*What is needed*
Read the records below and copy each line that contains "Roshal".

-- begin Exercise input --

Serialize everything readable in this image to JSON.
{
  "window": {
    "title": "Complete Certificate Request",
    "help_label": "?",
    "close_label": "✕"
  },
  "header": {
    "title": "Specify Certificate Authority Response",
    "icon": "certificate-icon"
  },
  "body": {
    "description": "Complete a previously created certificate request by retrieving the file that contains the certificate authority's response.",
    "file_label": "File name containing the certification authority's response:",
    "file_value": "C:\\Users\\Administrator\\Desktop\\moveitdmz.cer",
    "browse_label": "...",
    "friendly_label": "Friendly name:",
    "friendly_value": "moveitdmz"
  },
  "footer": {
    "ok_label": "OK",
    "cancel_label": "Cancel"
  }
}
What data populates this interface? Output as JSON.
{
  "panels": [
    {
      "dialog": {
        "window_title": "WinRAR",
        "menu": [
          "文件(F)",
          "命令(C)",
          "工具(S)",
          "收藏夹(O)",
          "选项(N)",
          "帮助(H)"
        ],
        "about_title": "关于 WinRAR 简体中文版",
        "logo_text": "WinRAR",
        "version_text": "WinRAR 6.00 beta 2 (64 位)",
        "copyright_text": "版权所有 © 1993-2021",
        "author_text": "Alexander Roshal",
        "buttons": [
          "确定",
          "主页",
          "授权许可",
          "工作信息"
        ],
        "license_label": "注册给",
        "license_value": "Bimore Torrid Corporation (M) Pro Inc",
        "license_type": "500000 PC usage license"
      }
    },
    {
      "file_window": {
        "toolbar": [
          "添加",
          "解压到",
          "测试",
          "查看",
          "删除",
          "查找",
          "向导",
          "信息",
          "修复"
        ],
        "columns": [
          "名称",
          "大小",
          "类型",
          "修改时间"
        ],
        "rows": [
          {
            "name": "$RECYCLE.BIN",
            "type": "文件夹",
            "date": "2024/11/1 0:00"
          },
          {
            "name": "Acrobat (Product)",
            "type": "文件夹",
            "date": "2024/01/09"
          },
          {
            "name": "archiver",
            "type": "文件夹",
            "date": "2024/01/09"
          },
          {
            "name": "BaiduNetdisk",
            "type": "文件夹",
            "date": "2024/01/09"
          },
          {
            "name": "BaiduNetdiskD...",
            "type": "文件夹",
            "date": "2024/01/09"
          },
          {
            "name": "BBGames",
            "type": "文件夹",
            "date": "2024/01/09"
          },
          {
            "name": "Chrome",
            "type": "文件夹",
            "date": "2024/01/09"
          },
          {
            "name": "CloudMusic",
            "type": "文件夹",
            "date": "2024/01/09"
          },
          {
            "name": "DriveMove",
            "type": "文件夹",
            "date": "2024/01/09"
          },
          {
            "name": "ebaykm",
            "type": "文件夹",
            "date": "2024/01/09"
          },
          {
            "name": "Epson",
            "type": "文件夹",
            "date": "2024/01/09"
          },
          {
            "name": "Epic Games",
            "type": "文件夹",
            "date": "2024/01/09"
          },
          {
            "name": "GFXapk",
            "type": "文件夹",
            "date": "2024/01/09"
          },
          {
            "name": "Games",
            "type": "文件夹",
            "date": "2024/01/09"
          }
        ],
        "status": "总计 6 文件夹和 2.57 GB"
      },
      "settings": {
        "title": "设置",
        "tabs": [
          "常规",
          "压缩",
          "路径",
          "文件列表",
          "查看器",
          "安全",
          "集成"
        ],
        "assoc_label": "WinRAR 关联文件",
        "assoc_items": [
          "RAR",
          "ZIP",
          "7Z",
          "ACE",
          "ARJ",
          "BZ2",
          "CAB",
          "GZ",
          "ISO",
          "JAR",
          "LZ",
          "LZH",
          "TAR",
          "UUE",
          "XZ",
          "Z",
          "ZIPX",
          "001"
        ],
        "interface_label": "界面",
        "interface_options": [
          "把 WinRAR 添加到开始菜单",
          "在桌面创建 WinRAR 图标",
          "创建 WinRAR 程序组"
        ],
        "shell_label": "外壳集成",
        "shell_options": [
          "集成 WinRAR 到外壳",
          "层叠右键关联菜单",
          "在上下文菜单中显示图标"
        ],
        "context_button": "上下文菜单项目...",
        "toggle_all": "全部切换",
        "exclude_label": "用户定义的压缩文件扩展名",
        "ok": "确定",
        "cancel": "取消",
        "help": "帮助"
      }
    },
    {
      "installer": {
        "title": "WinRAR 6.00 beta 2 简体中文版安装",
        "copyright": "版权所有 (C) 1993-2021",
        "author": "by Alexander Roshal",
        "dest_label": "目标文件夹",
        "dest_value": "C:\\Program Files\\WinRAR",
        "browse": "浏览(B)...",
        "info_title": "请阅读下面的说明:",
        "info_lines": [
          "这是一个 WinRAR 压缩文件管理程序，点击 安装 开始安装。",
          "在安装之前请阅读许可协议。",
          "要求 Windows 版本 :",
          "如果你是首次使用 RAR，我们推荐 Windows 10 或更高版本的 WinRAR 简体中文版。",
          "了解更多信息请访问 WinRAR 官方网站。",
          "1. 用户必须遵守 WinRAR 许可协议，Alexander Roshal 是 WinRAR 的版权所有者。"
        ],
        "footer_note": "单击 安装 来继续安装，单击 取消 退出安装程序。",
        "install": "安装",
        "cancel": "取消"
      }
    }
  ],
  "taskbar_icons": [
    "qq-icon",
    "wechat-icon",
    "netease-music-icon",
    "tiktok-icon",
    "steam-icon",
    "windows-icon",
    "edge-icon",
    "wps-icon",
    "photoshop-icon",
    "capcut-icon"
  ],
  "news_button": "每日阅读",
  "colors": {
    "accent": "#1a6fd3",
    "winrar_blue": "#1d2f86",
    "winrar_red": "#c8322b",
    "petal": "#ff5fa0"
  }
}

-- end Exercise input --

*Written reply*
        "author_text": "Alexander Roshal",
        "author": "by Alexander Roshal",
          "1. 用户必须遵守 WinRAR 许可协议，Alexander Roshal 是 WinRAR 的版权所有者。"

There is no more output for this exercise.